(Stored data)
────────────────
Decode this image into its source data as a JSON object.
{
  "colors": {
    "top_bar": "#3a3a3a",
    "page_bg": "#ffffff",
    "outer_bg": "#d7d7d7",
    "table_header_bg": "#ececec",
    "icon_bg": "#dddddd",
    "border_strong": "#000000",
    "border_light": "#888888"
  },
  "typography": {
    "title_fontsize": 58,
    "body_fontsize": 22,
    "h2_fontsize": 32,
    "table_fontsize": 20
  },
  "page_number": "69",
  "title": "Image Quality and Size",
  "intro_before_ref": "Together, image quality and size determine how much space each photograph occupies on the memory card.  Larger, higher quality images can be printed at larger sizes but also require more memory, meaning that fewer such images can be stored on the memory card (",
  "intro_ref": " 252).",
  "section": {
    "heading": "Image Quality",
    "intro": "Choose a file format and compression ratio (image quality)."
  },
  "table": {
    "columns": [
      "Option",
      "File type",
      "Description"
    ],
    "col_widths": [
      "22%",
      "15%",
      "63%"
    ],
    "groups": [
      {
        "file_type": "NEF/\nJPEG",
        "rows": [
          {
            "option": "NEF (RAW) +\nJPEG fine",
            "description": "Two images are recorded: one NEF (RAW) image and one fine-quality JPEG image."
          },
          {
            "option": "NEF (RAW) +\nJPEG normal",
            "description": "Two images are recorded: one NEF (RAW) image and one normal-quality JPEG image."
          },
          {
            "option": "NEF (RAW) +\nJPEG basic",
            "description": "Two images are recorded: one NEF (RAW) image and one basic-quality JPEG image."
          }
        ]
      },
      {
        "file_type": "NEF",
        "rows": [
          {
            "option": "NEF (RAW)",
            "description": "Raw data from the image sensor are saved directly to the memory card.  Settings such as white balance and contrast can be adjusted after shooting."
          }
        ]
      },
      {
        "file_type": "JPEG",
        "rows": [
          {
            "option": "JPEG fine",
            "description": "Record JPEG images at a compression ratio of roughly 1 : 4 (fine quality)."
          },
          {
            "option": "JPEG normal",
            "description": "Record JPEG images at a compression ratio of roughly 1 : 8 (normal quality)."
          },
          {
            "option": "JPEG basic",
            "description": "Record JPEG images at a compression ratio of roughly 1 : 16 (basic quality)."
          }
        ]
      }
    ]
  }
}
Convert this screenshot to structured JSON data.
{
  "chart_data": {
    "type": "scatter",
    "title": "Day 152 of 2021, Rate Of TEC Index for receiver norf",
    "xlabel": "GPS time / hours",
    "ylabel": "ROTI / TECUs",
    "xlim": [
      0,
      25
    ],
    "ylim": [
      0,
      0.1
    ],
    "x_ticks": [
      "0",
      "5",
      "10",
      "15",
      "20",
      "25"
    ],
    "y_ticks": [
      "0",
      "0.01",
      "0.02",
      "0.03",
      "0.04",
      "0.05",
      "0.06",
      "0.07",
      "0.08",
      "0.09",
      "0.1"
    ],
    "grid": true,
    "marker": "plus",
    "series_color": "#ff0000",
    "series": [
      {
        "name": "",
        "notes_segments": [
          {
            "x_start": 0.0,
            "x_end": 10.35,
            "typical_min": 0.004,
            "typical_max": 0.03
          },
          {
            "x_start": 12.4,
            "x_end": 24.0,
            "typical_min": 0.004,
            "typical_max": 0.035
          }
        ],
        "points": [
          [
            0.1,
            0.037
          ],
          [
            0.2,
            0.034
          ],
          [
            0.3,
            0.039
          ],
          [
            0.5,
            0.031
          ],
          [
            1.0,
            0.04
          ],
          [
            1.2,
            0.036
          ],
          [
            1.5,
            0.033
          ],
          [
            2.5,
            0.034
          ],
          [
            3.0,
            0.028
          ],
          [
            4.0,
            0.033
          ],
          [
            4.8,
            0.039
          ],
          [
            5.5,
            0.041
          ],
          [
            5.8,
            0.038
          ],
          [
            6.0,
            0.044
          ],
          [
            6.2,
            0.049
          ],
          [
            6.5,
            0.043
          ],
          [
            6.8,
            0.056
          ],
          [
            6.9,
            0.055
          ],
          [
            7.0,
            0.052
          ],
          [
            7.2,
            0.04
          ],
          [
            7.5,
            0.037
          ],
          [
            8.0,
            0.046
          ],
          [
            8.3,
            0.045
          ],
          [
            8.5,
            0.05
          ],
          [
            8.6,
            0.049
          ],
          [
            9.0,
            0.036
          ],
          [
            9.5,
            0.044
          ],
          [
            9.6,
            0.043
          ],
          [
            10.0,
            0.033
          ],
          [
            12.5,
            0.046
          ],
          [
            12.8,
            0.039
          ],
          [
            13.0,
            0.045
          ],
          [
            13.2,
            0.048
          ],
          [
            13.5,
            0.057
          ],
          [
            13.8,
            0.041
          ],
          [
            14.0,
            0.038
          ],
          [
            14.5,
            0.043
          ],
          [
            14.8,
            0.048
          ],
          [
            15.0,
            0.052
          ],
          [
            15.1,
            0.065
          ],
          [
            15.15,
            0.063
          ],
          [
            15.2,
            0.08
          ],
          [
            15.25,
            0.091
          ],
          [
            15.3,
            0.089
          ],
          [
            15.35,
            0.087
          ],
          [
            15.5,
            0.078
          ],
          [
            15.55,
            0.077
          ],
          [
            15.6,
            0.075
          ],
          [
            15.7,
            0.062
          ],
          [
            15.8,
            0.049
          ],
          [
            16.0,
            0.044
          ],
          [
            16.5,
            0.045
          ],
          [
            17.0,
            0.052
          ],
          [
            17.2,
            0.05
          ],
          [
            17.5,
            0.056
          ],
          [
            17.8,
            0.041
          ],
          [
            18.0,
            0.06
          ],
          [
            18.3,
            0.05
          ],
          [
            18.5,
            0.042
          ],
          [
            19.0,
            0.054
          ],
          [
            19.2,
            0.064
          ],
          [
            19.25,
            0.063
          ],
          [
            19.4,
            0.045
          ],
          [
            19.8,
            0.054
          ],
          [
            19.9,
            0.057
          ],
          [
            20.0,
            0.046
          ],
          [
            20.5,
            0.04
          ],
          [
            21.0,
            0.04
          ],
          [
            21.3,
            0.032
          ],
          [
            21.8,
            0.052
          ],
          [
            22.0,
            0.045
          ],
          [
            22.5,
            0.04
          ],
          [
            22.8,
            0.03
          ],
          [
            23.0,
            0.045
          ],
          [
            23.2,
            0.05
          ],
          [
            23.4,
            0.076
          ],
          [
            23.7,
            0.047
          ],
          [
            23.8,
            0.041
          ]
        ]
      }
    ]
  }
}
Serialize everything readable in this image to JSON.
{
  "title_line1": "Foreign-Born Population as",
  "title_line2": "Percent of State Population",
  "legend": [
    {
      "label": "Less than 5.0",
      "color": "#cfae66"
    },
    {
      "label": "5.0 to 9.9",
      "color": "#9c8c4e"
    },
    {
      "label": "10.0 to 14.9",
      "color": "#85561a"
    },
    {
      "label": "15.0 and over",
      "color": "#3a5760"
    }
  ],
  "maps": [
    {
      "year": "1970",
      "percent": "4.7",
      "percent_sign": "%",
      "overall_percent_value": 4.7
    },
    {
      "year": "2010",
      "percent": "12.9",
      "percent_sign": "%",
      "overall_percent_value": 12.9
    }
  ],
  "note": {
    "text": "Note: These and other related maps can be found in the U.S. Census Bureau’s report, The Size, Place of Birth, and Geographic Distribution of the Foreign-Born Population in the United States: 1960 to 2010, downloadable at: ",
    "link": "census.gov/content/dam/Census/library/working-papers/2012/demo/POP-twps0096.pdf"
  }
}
────────────────
WHAT IS ASKED » Extract the complete listing above, reproducing each line exactly.

FINISHED EXERCISE »
Decode this image into its source data as a JSON object.
{
  "colors": {
    "top_bar": "#3a3a3a",
    "page_bg": "#ffffff",
    "outer_bg": "#d7d7d7",
    "table_header_bg": "#ececec",
    "icon_bg": "#dddddd",
    "border_strong": "#000000",
    "border_light": "#888888"
  },
  "typography": {
    "title_fontsize": 58,
    "body_fontsize": 22,
    "h2_fontsize": 32,
    "table_fontsize": 20
  },
  "page_number": "69",
  "title": "Image Quality and Size",
  "intro_before_ref": "Together, image quality and size determine how much space each photograph occupies on the memory card.  Larger, higher quality images can be printed at larger sizes but also require more memory, meaning that fewer such images can be stored on the memory card (",
  "intro_ref": " 252).",
  "section": {
    "heading": "Image Quality",
    "intro": "Choose a file format and compression ratio (image quality)."
  },
  "table": {
    "columns": [
      "Option",
      "File type",
      "Description"
    ],
    "col_widths": [
      "22%",
      "15%",
      "63%"
    ],
    "groups": [
      {
        "file_type": "NEF/\nJPEG",
        "rows": [
          {
            "option": "NEF (RAW) +\nJPEG fine",
            "description": "Two images are recorded: one NEF (RAW) image and one fine-quality JPEG image."
          },
          {
            "option": "NEF (RAW) +\nJPEG normal",
            "description": "Two images are recorded: one NEF (RAW) image and one normal-quality JPEG image."
          },
          {
            "option": "NEF (RAW) +\nJPEG basic",
            "description": "Two images are recorded: one NEF (RAW) image and one basic-quality JPEG image."
          }
        ]
      },
      {
        "file_type": "NEF",
        "rows": [
          {
            "option": "NEF (RAW)",
            "description": "Raw data from the image sensor are saved directly to the memory card.  Settings such as white balance and contrast can be adjusted after shooting."
          }
        ]
      },
      {
        "file_type": "JPEG",
        "rows": [
          {
            "option": "JPEG fine",
            "description": "Record JPEG images at a compression ratio of roughly 1 : 4 (fine quality)."
          },
          {
            "option": "JPEG normal",
            "description": "Record JPEG images at a compression ratio of roughly 1 : 8 (normal quality)."
          },
          {
            "option": "JPEG basic",
            "description": "Record JPEG images at a compression ratio of roughly 1 : 16 (basic quality)."
          }
        ]
      }
    ]
  }
}
Convert this screenshot to structured JSON data.
{
  "chart_data": {
    "type": "scatter",
    "title": "Day 152 of 2021, Rate Of TEC Index for receiver norf",
    "xlabel": "GPS time / hours",
    "ylabel": "ROTI / TECUs",
    "xlim": [
      0,
      25
    ],
    "ylim": [
      0,
      0.1
    ],
    "x_ticks": [
      "0",
      "5",
      "10",
      "15",
      "20",
      "25"
    ],
    "y_ticks": [
      "0",
      "0.01",
      "0.02",
      "0.03",
      "0.04",
      "0.05",
      "0.06",
      "0.07",
      "0.08",
      "0.09",
      "0.1"
    ],
    "grid": true,
    "marker": "plus",
    "series_color": "#ff0000",
    "series": [
      {
        "name": "",
        "notes_segments": [
          {
            "x_start": 0.0,
            "x_end": 10.35,
            "typical_min": 0.004,
            "typical_max": 0.03
          },
          {
            "x_start": 12.4,
            "x_end": 24.0,
            "typical_min": 0.004,
            "typical_max": 0.035
          }
        ],
        "points": [
          [
            0.1,
            0.037
          ],
          [
            0.2,
            0.034
          ],
          [
            0.3,
            0.039
          ],
          [
            0.5,
            0.031
          ],
          [
            1.0,
            0.04
          ],
          [
            1.2,
            0.036
          ],
          [
            1.5,
            0.033
          ],
          [
            2.5,
            0.034
          ],
          [
            3.0,
            0.028
          ],
          [
            4.0,
            0.033
          ],
          [
            4.8,
            0.039
          ],
          [
            5.5,
            0.041
          ],
          [
            5.8,
            0.038
          ],
          [
            6.0,
            0.044
          ],
          [
            6.2,
            0.049
          ],
          [
            6.5,
            0.043
          ],
          [
            6.8,
            0.056
          ],
          [
            6.9,
            0.055
          ],
          [
            7.0,
            0.052
          ],
          [
            7.2,
            0.04
          ],
          [
            7.5,
            0.037
          ],
          [
            8.0,
            0.046
          ],
          [
            8.3,
            0.045
          ],
          [
            8.5,
            0.05
          ],
          [
            8.6,
            0.049
          ],
          [
            9.0,
            0.036
          ],
          [
            9.5,
            0.044
          ],
          [
            9.6,
            0.043
          ],
          [
            10.0,
            0.033
          ],
          [
            12.5,
            0.046
          ],
          [
            12.8,
            0.039
          ],
          [
            13.0,
            0.045
          ],
          [
            13.2,
            0.048
          ],
          [
            13.5,
            0.057
          ],
          [
            13.8,
            0.041
          ],
          [
            14.0,
            0.038
          ],
          [
            14.5,
            0.043
          ],
          [
            14.8,
            0.048
          ],
          [
            15.0,
            0.052
          ],
          [
            15.1,
            0.065
          ],
          [
            15.15,
            0.063
          ],
          [
            15.2,
            0.08
          ],
          [
            15.25,
            0.091
          ],
          [
            15.3,
            0.089
          ],
          [
            15.35,
            0.087
          ],
          [
            15.5,
            0.078
          ],
          [
            15.55,
            0.077
          ],
          [
            15.6,
            0.075
          ],
          [
            15.7,
            0.062
          ],
          [
            15.8,
            0.049
          ],
          [
            16.0,
            0.044
          ],
          [
            16.5,
            0.045
          ],
          [
            17.0,
            0.052
          ],
          [
            17.2,
            0.05
          ],
          [
            17.5,
            0.056
          ],
          [
            17.8,
            0.041
          ],
          [
            18.0,
            0.06
          ],
          [
            18.3,
            0.05
          ],
          [
            18.5,
            0.042
          ],
          [
            19.0,
            0.054
          ],
          [
            19.2,
            0.064
          ],
          [
            19.25,
            0.063
          ],
          [
            19.4,
            0.045
          ],
          [
            19.8,
            0.054
          ],
          [
            19.9,
            0.057
          ],
          [
            20.0,
            0.046
          ],
          [
            20.5,
            0.04
          ],
          [
            21.0,
            0.04
          ],
          [
            21.3,
            0.032
          ],
          [
            21.8,
            0.052
          ],
          [
            22.0,
            0.045
          ],
          [
            22.5,
            0.04
          ],
          [
            22.8,
            0.03
          ],
          [
            23.0,
            0.045
          ],
          [
            23.2,
            0.05
          ],
          [
            23.4,
            0.076
          ],
          [
            23.7,
            0.047
          ],
          [
            23.8,
            0.041
          ]
        ]
      }
    ]
  }
}
Serialize everything readable in this image to JSON.
{
  "title_line1": "Foreign-Born Population as",
  "title_line2": "Percent of State Population",
  "legend": [
    {
      "label": "Less than 5.0",
      "color": "#cfae66"
    },
    {
      "label": "5.0 to 9.9",
      "color": "#9c8c4e"
    },
    {
      "label": "10.0 to 14.9",
      "color": "#85561a"
    },
    {
      "label": "15.0 and over",
      "color": "#3a5760"
    }
  ],
  "maps": [
    {
      "year": "1970",
      "percent": "4.7",
      "percent_sign": "%",
      "overall_percent_value": 4.7
    },
    {
      "year": "2010",
      "percent": "12.9",
      "percent_sign": "%",
      "overall_percent_value": 12.9
    }
  ],
  "note": {
    "text": "Note: These and other related maps can be found in the U.S. Census Bureau’s report, The Size, Place of Birth, and Geographic Distribution of the Foreign-Born Population in the United States: 1960 to 2010, downloadable at: ",
    "link": "census.gov/content/dam/Census/library/working-papers/2012/demo/POP-twps0096.pdf"
  }
}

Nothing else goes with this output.